Exercise> Nothing but the records beneath, reproduced exactly, should appear in the answer.

Records contained in a dataset
····················

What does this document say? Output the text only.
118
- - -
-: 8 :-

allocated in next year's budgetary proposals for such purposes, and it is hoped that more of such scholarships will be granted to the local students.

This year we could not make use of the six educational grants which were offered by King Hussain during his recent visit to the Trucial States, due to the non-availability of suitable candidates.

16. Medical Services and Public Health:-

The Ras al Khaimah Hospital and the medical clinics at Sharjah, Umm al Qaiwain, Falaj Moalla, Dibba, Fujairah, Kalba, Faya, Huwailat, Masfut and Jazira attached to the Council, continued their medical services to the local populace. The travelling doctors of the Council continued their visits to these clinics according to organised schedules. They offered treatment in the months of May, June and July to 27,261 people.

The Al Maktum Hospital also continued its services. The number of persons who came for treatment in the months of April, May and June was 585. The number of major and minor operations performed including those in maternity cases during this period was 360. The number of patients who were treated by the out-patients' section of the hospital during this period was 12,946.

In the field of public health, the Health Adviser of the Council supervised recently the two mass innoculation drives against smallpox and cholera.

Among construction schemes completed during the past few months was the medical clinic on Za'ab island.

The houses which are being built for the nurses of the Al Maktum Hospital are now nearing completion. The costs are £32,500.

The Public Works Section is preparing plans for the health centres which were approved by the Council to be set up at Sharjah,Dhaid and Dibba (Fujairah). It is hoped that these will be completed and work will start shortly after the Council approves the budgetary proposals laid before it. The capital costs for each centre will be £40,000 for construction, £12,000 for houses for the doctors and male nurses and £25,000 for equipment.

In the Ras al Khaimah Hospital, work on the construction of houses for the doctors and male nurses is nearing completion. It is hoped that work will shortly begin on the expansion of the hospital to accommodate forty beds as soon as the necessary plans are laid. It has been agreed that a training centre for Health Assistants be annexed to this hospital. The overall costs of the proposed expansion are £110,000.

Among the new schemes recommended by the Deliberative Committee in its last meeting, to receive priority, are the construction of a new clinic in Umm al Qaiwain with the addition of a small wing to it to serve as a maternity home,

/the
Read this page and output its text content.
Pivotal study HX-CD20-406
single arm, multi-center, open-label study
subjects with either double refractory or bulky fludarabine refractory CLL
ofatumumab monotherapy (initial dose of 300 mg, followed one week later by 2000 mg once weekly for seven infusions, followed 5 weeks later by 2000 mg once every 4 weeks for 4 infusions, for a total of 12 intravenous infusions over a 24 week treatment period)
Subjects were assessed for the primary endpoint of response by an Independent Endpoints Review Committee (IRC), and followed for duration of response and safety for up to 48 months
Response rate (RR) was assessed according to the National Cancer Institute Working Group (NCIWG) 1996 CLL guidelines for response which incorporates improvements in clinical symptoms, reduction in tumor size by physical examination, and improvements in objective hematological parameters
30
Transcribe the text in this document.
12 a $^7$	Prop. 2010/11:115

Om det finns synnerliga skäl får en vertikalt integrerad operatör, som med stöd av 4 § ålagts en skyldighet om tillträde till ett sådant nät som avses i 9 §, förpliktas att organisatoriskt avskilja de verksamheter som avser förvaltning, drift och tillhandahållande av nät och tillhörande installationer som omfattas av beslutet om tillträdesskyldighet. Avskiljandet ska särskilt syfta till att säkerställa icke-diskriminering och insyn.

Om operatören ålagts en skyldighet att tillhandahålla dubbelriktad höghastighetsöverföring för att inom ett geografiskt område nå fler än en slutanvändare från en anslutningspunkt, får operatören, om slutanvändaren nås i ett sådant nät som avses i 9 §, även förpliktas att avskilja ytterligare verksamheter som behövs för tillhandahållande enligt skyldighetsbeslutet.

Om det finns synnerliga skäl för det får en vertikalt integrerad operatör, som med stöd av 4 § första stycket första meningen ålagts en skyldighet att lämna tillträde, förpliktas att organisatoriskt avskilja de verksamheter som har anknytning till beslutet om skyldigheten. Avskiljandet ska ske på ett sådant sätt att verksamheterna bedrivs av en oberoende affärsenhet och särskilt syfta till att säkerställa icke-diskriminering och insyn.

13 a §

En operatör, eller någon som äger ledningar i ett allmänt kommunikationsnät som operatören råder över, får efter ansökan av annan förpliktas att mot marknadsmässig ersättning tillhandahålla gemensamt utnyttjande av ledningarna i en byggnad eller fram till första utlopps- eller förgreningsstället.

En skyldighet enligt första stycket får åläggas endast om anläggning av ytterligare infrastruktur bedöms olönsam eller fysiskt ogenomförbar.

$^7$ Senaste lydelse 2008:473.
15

····················

Exercise solution>
What does this document say? Output the text only.
118
- - -
-: 8 :-

allocated in next year's budgetary proposals for such purposes, and it is hoped that more of such scholarships will be granted to the local students.

This year we could not make use of the six educational grants which were offered by King Hussain during his recent visit to the Trucial States, due to the non-availability of suitable candidates.

16. Medical Services and Public Health:-

The Ras al Khaimah Hospital and the medical clinics at Sharjah, Umm al Qaiwain, Falaj Moalla, Dibba, Fujairah, Kalba, Faya, Huwailat, Masfut and Jazira attached to the Council, continued their medical services to the local populace. The travelling doctors of the Council continued their visits to these clinics according to organised schedules. They offered treatment in the months of May, June and July to 27,261 people.

The Al Maktum Hospital also continued its services. The number of persons who came for treatment in the months of April, May and June was 585. The number of major and minor operations performed including those in maternity cases during this period was 360. The number of patients who were treated by the out-patients' section of the hospital during this period was 12,946.

In the field of public health, the Health Adviser of the Council supervised recently the two mass innoculation drives against smallpox and cholera.

Among construction schemes completed during the past few months was the medical clinic on Za'ab island.

The houses which are being built for the nurses of the Al Maktum Hospital are now nearing completion. The costs are £32,500.

The Public Works Section is preparing plans for the health centres which were approved by the Council to be set up at Sharjah,Dhaid and Dibba (Fujairah). It is hoped that these will be completed and work will start shortly after the Council approves the budgetary proposals laid before it. The capital costs for each centre will be £40,000 for construction, £12,000 for houses for the doctors and male nurses and £25,000 for equipment.

In the Ras al Khaimah Hospital, work on the construction of houses for the doctors and male nurses is nearing completion. It is hoped that work will shortly begin on the expansion of the hospital to accommodate forty beds as soon as the necessary plans are laid. It has been agreed that a training centre for Health Assistants be annexed to this hospital. The overall costs of the proposed expansion are £110,000.

Among the new schemes recommended by the Deliberative Committee in its last meeting, to receive priority, are the construction of a new clinic in Umm al Qaiwain with the addition of a small wing to it to serve as a maternity home,

/the
Read this page and output its text content.
Pivotal study HX-CD20-406
single arm, multi-center, open-label study
subjects with either double refractory or bulky fludarabine refractory CLL
ofatumumab monotherapy (initial dose of 300 mg, followed one week later by 2000 mg once weekly for seven infusions, followed 5 weeks later by 2000 mg once every 4 weeks for 4 infusions, for a total of 12 intravenous infusions over a 24 week treatment period)
Subjects were assessed for the primary endpoint of response by an Independent Endpoints Review Committee (IRC), and followed for duration of response and safety for up to 48 months
Response rate (RR) was assessed according to the National Cancer Institute Working Group (NCIWG) 1996 CLL guidelines for response which incorporates improvements in clinical symptoms, reduction in tumor size by physical examination, and improvements in objective hematological parameters
30
Transcribe the text in this document.
12 a $^7$	Prop. 2010/11:115

Om det finns synnerliga skäl får en vertikalt integrerad operatör, som med stöd av 4 § ålagts en skyldighet om tillträde till ett sådant nät som avses i 9 §, förpliktas att organisatoriskt avskilja de verksamheter som avser förvaltning, drift och tillhandahållande av nät och tillhörande installationer som omfattas av beslutet om tillträdesskyldighet. Avskiljandet ska särskilt syfta till att säkerställa icke-diskriminering och insyn.

Om operatören ålagts en skyldighet att tillhandahålla dubbelriktad höghastighetsöverföring för att inom ett geografiskt område nå fler än en slutanvändare från en anslutningspunkt, får operatören, om slutanvändaren nås i ett sådant nät som avses i 9 §, även förpliktas att avskilja ytterligare verksamheter som behövs för tillhandahållande enligt skyldighetsbeslutet.

Om det finns synnerliga skäl för det får en vertikalt integrerad operatör, som med stöd av 4 § första stycket första meningen ålagts en skyldighet att lämna tillträde, förpliktas att organisatoriskt avskilja de verksamheter som har anknytning till beslutet om skyldigheten. Avskiljandet ska ske på ett sådant sätt att verksamheterna bedrivs av en oberoende affärsenhet och särskilt syfta till att säkerställa icke-diskriminering och insyn.

13 a §

En operatör, eller någon som äger ledningar i ett allmänt kommunikationsnät som operatören råder över, får efter ansökan av annan förpliktas att mot marknadsmässig ersättning tillhandahålla gemensamt utnyttjande av ledningarna i en byggnad eller fram till första utlopps- eller förgreningsstället.

En skyldighet enligt första stycket får åläggas endast om anläggning av ytterligare infrastruktur bedöms olönsam eller fysiskt ogenomförbar.

$^7$ Senaste lydelse 2008:473.
15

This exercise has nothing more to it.